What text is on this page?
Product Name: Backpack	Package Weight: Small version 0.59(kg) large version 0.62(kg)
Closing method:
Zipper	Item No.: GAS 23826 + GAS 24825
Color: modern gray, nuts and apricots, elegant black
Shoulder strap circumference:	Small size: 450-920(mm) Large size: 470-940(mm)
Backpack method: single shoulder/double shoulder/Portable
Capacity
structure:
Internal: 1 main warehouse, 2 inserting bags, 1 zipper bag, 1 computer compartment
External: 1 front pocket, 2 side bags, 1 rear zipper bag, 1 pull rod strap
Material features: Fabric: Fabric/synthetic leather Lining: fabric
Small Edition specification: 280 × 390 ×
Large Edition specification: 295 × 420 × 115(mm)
++++++
## Problem to work on
Type the material above out again, exactly.

## Result below
What text is on this page?
Product Name: Backpack	Package Weight: Small version 0.59(kg) large version 0.62(kg)
Closing method:
Zipper	Item No.: GAS 23826 + GAS 24825
Color: modern gray, nuts and apricots, elegant black
Shoulder strap circumference:	Small size: 450-920(mm) Large size: 470-940(mm)
Backpack method: single shoulder/double shoulder/Portable
Capacity
structure:
Internal: 1 main warehouse, 2 inserting bags, 1 zipper bag, 1 computer compartment
External: 1 front pocket, 2 side bags, 1 rear zipper bag, 1 pull rod strap
Material features: Fabric: Fabric/synthetic leather Lining: fabric
Small Edition specification: 280 × 390 ×
Large Edition specification: 295 × 420 × 115(mm)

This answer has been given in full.